(Data entries)
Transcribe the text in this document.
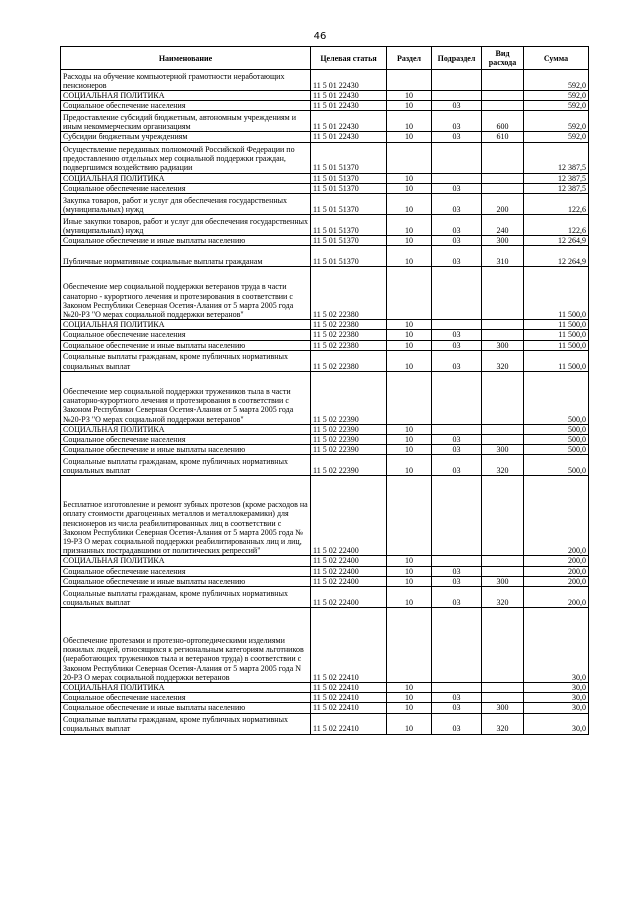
46
Наименование	Целевая статья	Раздел	Подраздел	Вид расхода	Сумма
Расходы на обучение компьютерной грамотности неработающих пенсионеров	11 5 01 22430				592,0
СОЦИАЛЬНАЯ ПОЛИТИКА	11 5 01 22430	10			592,0
Социальное обеспечение населения	11 5 01 22430	10	03		592,0
Предоставление субсидий бюджетным, автономным учреждениям и иным некоммерческим организациям	11 5 01 22430	10	03	600	592,0
Субсидии бюджетным учреждениям	11 5 01 22430	10	03	610	592,0
Осуществление переданных полномочий Российской Федерации по предоставлению отдельных мер социальной поддержки граждан, подвергшимся воздействию радиации	11 5 01 51370				12 387,5
СОЦИАЛЬНАЯ ПОЛИТИКА	11 5 01 51370	10			12 387,5
Социальное обеспечение населения	11 5 01 51370	10	03		12 387,5
Закупка товаров, работ и услуг для обеспечения государственных (муниципальных) нужд	11 5 01 51370	10	03	200	122,6
Иные закупки товаров, работ и услуг для обеспечения государственных (муниципальных) нужд	11 5 01 51370	10	03	240	122,6
Социальное обеспечение и иные выплаты населению	11 5 01 51370	10	03	300	12 264,9
Публичные нормативные социальные выплаты гражданам	11 5 01 51370	10	03	310	12 264,9
Обеспечение мер социальной поддержки ветеранов труда в части санаторно - курортного лечения и протезирования в соответствии с Законом Республики Северная Осетия-Алания от 5 марта 2005 года №20-РЗ "О мерах социальной поддержки ветеранов"	11 5 02 22380				11 500,0
СОЦИАЛЬНАЯ ПОЛИТИКА	11 5 02 22380	10			11 500,0
Социальное обеспечение населения	11 5 02 22380	10	03		11 500,0
Социальное обеспечение и иные выплаты населению	11 5 02 22380	10	03	300	11 500,0
Социальные выплаты гражданам, кроме публичных нормативных социальных выплат	11 5 02 22380	10	03	320	11 500,0
Обеспечение мер социальной поддержки тружеников тыла в части санаторно-курортного лечения и протезирования в соответствии с Законом Республики Северная Осетия-Алания от 5 марта 2005 года №20-РЗ "О мерах социальной поддержки ветеранов"	11 5 02 22390				500,0
СОЦИАЛЬНАЯ ПОЛИТИКА	11 5 02 22390	10			500,0
Социальное обеспечение населения	11 5 02 22390	10	03		500,0
Социальное обеспечение и иные выплаты населению	11 5 02 22390	10	03	300	500,0
Социальные выплаты гражданам, кроме публичных нормативных социальных выплат	11 5 02 22390	10	03	320	500,0
Бесплатное изготовление и ремонт зубных протезов (кроме расходов на оплату стоимости драгоценных металлов и металлокерамики) для пенсионеров из числа реабилитированных лиц в соответствии с Законом Республики Северная Осетия-Алания от 5 марта 2005 года № 19-РЗ О мерах социальной поддержки реабилитированных лиц и лиц, признанных пострадавшими от политических репрессий"	11 5 02 22400				200,0
СОЦИАЛЬНАЯ ПОЛИТИКА	11 5 02 22400	10			200,0
Социальное обеспечение населения	11 5 02 22400	10	03		200,0
Социальное обеспечение и иные выплаты населению	11 5 02 22400	10	03	300	200,0
Социальные выплаты гражданам, кроме публичных нормативных социальных выплат	11 5 02 22400	10	03	320	200,0
Обеспечение протезами и протезно-ортопедическими изделиями пожилых людей, относящихся к региональным категориям льготников (неработающих тружеников тыла и ветеранов труда) в соответствии с Законом Республики Северная Осетия-Алания от 5 марта 2005 года N 20-РЗ О мерах социальной поддержки ветеранов	11 5 02 22410				30,0
СОЦИАЛЬНАЯ ПОЛИТИКА	11 5 02 22410	10			30,0
Социальное обеспечение населения	11 5 02 22410	10	03		30,0
Социальное обеспечение и иные выплаты населению	11 5 02 22410	10	03	300	30,0
Социальные выплаты гражданам, кроме публичных нормативных социальных выплат	11 5 02 22410	10	03	320	30,0
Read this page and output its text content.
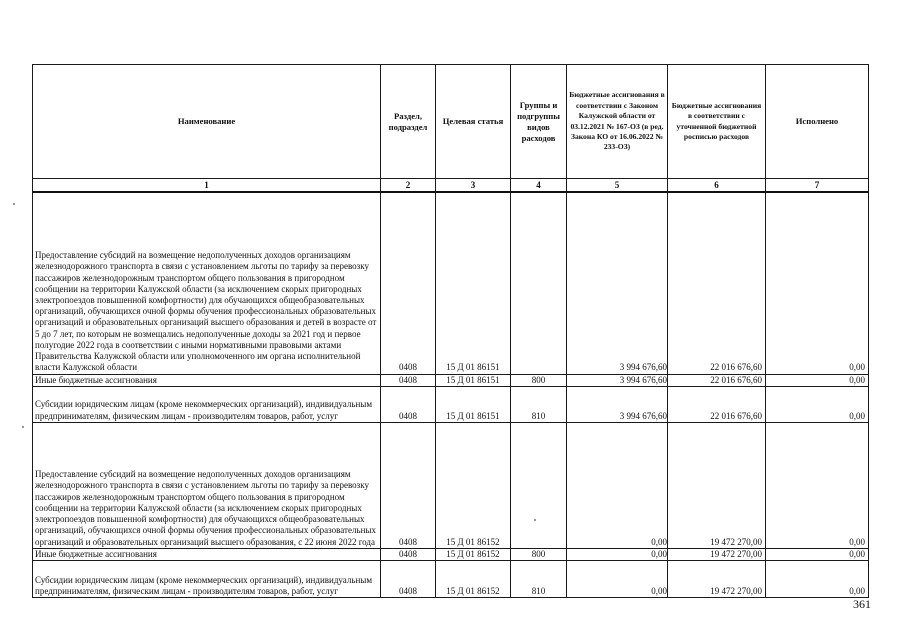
Наименование	Раздел, подраздел	Целевая статья	Группы и подгруппы видов расходов	Бюджетные ассигнования в соответствии с Законом Калужской области от 03.12.2021 № 167-ОЗ (в ред. Закона КО от 16.06.2022 № 233-ОЗ)	Бюджетные ассигнования в соответствии с уточненной бюджетной росписью расходов	Исполнено
1	2	3	4	5	6	7
Предоставление субсидий на возмещение недополученных доходов организациям железнодорожного транспорта в связи с установлением льготы по тарифу за перевозку пассажиров железнодорожным транспортом общего пользования в пригородном сообщении на территории Калужской области (за исключением скорых пригородных электропоездов повышенной комфортности) для обучающихся общеобразовательных организаций, обучающихся очной формы обучения профессиональных образовательных организаций и образовательных организаций высшего образования и детей в возрасте от 5 до 7 лет, по которым не возмещались недополученные доходы за 2021 год и первое полугодие 2022 года в соответствии с иными нормативными правовыми актами Правительства Калужской области или уполномоченного им органа исполнительной власти Калужской области	0408	15 Д 01 86151		3 994 676,60	22 016 676,60	0,00
Иные бюджетные ассигнования	0408	15 Д 01 86151	800	3 994 676,60	22 016 676,60	0,00
Субсидии юридическим лицам (кроме некоммерческих организаций), индивидуальным предпринимателям, физическим лицам - производителям товаров, работ, услуг	0408	15 Д 01 86151	810	3 994 676,60	22 016 676,60	0,00
Предоставление субсидий на возмещение недополученных доходов организациям железнодорожного транспорта в связи с установлением льготы по тарифу за перевозку пассажиров железнодорожным транспортом общего пользования в пригородном сообщении на территории Калужской области (за исключением скорых пригородных электропоездов повышенной комфортности) для обучающихся общеобразовательных организаций, обучающихся очной формы обучения профессиональных образовательных организаций и образовательных организаций высшего образования, с 22 июня 2022 года	0408	15 Д 01 86152		0,00	19 472 270,00	0,00
Иные бюджетные ассигнования	0408	15 Д 01 86152	800	0,00	19 472 270,00	0,00
Субсидии юридическим лицам (кроме некоммерческих организаций), индивидуальным предпринимателям, физическим лицам - производителям товаров, работ, услуг	0408	15 Д 01 86152	810	0,00	19 472 270,00	0,00
361
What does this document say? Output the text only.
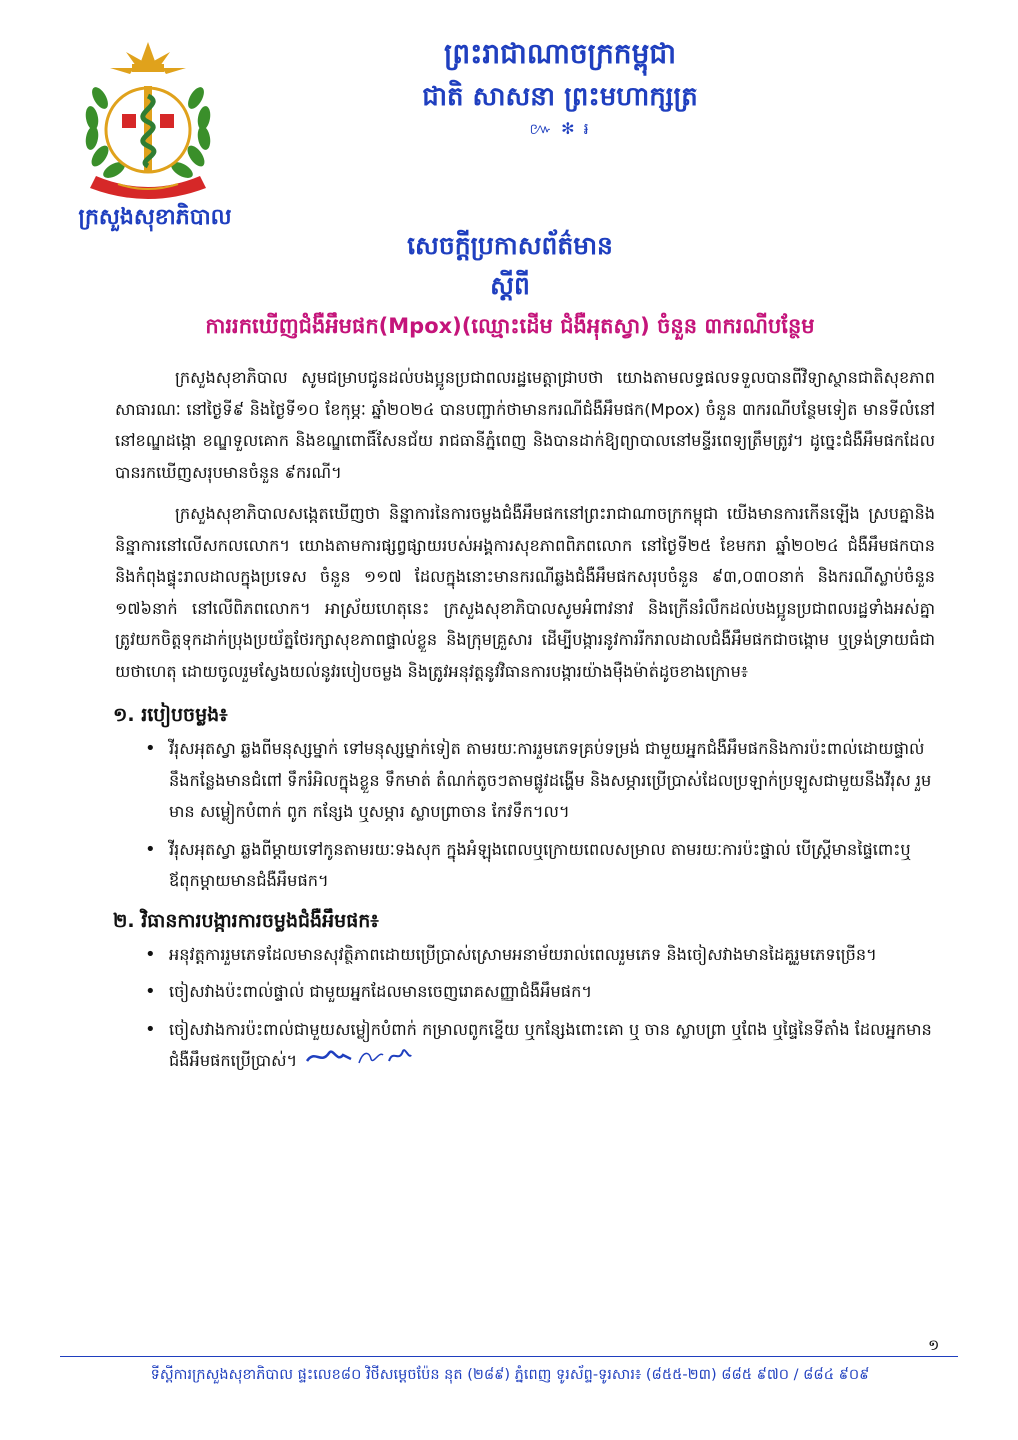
ក្រសួងសុខាភិបាល
ព្រះរាជាណាចក្រកម្ពុជា
ជាតិ សាសនា ព្រះមហាក្សត្រ
៚ ✻ ៛
សេចក្តីប្រកាសព័ត៌មាន
ស្តីពី
ការរកឃើញជំងឺអឹមផក(Mpox)(ឈ្មោះដើម ជំងឺអុតស្វា) ចំនួន ៣ករណីបន្ថែម

ក្រសួងសុខាភិបាល សូមជម្រាបជូនដល់បងប្អូនប្រជាពលរដ្ឋមេត្តាជ្រាបថា យោងតាមលទ្ធផលទទួលបានពីវិទ្យាស្ថានជាតិសុខភាពសាធារណៈ នៅថ្ងៃទី៩ និងថ្ងៃទី១០ ខែកុម្ភៈ ឆ្នាំ២០២៤ បានបញ្ជាក់ថាមានករណីជំងឺអឹមផក(Mpox) ចំនួន ៣ករណីបន្ថែមទៀត មានទីលំនៅនៅខណ្ឌដង្កោ ខណ្ឌទួលគោក និងខណ្ឌពោធិ៍សែនជ័យ រាជធានីភ្នំពេញ និងបានដាក់ឱ្យព្យាបាលនៅមន្ទីរពេទ្យត្រឹមត្រូវ។ ដូច្នេះជំងឺអឹមផកដែលបានរកឃើញសរុបមានចំនួន ៩ករណី។

ក្រសួងសុខាភិបាលសង្កេតឃើញថា និន្នាការនៃការចម្លងជំងឺអឹមផកនៅព្រះរាជាណាចក្រកម្ពុជា យើងមានការកើនឡើង ស្របគ្នានិងនិន្នាការនៅលើសកលលោក។ យោងតាមការផ្សព្វផ្សាយរបស់អង្គការសុខភាពពិភពលោក នៅថ្ងៃទី២៥ ខែមករា ឆ្នាំ២០២៤ ជំងឺអឹមផកបាននិងកំពុងផ្ទុះរាលដាលក្នុងប្រទេស ចំនួន ១១៧ ដែលក្នុងនោះមានករណីឆ្លងជំងឺអឹមផកសរុបចំនួន ៩៣,០៣០នាក់ និងករណីស្លាប់ចំនួន ១៧៦នាក់ នៅលើពិភពលោក។ អាស្រ័យហេតុនេះ ក្រសួងសុខាភិបាលសូមអំពាវនាវ និងក្រើនរំលឹកដល់បងប្អូនប្រជាពលរដ្ឋទាំងអស់គ្នា ត្រូវយកចិត្តទុកដាក់ប្រុងប្រយ័ត្នថែរក្សាសុខភាពផ្ទាល់ខ្លួន និងក្រុមគ្រួសារ ដើម្បីបង្ការនូវការរីករាលដាលជំងឺអឹមផកជាចង្កោម ឬទ្រង់ទ្រាយធំជាយថាហេតុ ដោយចូលរួមស្វែងយល់នូវរបៀបចម្លង និងត្រូវអនុវត្តនូវវិធានការបង្ការយ៉ាងម៉ឺងម៉ាត់ដូចខាងក្រោម៖

១. របៀបចម្លង៖
• វីរុសអុតស្វា ឆ្លងពីមនុស្សម្នាក់ ទៅមនុស្សម្នាក់ទៀត តាមរយៈការរួមភេទគ្រប់ទម្រង់ ជាមួយអ្នកជំងឺអឹមផកនិងការប៉ះពាល់ដោយផ្ទាល់នឹងកន្លែងមានជំពៅ ទឹករំអិលក្នុងខ្លួន ទឹកមាត់ តំណក់តូចៗតាមផ្លូវដង្ហើម និងសម្ភារប្រើប្រាស់ដែលប្រឡាក់ប្រឡូសជាមួយនឹងវីរុស រួមមាន សម្លៀកបំពាក់ ពូក កន្សែង ឬសម្ភារ ស្លាបព្រាចាន កែវទឹក។ល។
• វីរុសអុតស្វា ឆ្លងពីម្តាយទៅកូនតាមរយៈទងសុក ក្នុងអំឡុងពេលឬក្រោយពេលសម្រាល តាមរយៈការប៉ះផ្ទាល់ បើស្ត្រីមានផ្ទៃពោះឬឪពុកម្តាយមានជំងឺអឹមផក។
២. វិធានការបង្ការការចម្លងជំងឺអឹមផក៖
• អនុវត្តការរួមភេទដែលមានសុវត្ថិភាពដោយប្រើប្រាស់ស្រោមអនាម័យរាល់ពេលរួមភេទ និងចៀសវាងមានដៃគូរួមភេទច្រើន។
• ចៀសវាងប៉ះពាល់ផ្ទាល់ ជាមួយអ្នកដែលមានចេញរោគសញ្ញាជំងឺអឹមផក។
• ចៀសវាងការប៉ះពាល់ជាមួយសម្លៀកបំពាក់ កម្រាលពូកខ្នើយ ឬកន្សែងពោះគោ ឬ ចាន ស្លាបព្រា ឬពែង ឬផ្ទៃនៃទីតាំង ដែលអ្នកមានជំងឺអឹមផកប្រើប្រាស់។
១
ទីស្តីការក្រសួងសុខាភិបាល ផ្ទះលេខ៨០ វិថីសម្តេចប៉ែន នុត (២៨៩) ភ្នំពេញ ទូរស័ព្ទ-ទូរសារ៖ (៨៥៥-២៣) ៨៨៥ ៩៧០ / ៨៨៤ ៩០៩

GIVEN REQUEST
Copy each line that contains the word "тыла".

RESPONSE TO THE EXERCISE
Обеспечение мер социальной поддержки тружеников тыла в части санаторно-курортного лечения и протезирования в соответствии с Законом Республики Северная Осетия-Алания от 5 марта 2005 года №20-РЗ "О мерах социальной поддержки ветеранов"	11 5 02 22390				500,0
Обеспечение протезами и протезно-ортопедическими изделиями пожилых людей, относящихся к региональным категориям льготников (неработающих тружеников тыла и ветеранов труда) в соответствии с Законом Республики Северная Осетия-Алания от 5 марта 2005 года N 20-РЗ О мерах социальной поддержки ветеранов	11 5 02 22410				30,0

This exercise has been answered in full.